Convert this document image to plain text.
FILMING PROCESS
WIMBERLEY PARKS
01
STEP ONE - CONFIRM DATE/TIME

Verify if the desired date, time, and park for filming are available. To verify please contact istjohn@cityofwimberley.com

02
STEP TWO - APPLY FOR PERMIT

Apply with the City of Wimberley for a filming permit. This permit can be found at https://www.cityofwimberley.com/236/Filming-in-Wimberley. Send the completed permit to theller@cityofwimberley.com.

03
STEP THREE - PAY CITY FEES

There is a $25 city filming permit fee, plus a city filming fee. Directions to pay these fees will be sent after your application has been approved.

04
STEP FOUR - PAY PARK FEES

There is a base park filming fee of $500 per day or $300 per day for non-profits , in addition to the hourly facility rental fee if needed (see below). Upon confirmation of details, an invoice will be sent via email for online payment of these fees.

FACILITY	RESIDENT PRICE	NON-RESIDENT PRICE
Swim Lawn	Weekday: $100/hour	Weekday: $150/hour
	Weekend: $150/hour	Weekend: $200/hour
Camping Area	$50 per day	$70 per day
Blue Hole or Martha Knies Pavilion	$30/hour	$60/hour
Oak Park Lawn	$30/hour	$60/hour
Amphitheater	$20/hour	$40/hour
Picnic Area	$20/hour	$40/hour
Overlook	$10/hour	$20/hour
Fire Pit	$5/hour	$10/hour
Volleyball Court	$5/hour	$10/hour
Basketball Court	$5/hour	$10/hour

============

Output the complete data exactly as written.

Convert this document image to plain text.
FILMING PROCESS
WIMBERLEY PARKS
01
STEP ONE - CONFIRM DATE/TIME

Verify if the desired date, time, and park for filming are available. To verify please contact istjohn@cityofwimberley.com

02
STEP TWO - APPLY FOR PERMIT

Apply with the City of Wimberley for a filming permit. This permit can be found at https://www.cityofwimberley.com/236/Filming-in-Wimberley. Send the completed permit to theller@cityofwimberley.com.

03
STEP THREE - PAY CITY FEES

There is a $25 city filming permit fee, plus a city filming fee. Directions to pay these fees will be sent after your application has been approved.

04
STEP FOUR - PAY PARK FEES

There is a base park filming fee of $500 per day or $300 per day for non-profits , in addition to the hourly facility rental fee if needed (see below). Upon confirmation of details, an invoice will be sent via email for online payment of these fees.

FACILITY	RESIDENT PRICE	NON-RESIDENT PRICE
Swim Lawn	Weekday: $100/hour	Weekday: $150/hour
	Weekend: $150/hour	Weekend: $200/hour
Camping Area	$50 per day	$70 per day
Blue Hole or Martha Knies Pavilion	$30/hour	$60/hour
Oak Park Lawn	$30/hour	$60/hour
Amphitheater	$20/hour	$40/hour
Picnic Area	$20/hour	$40/hour
Overlook	$10/hour	$20/hour
Fire Pit	$5/hour	$10/hour
Volleyball Court	$5/hour	$10/hour
Basketball Court	$5/hour	$10/hour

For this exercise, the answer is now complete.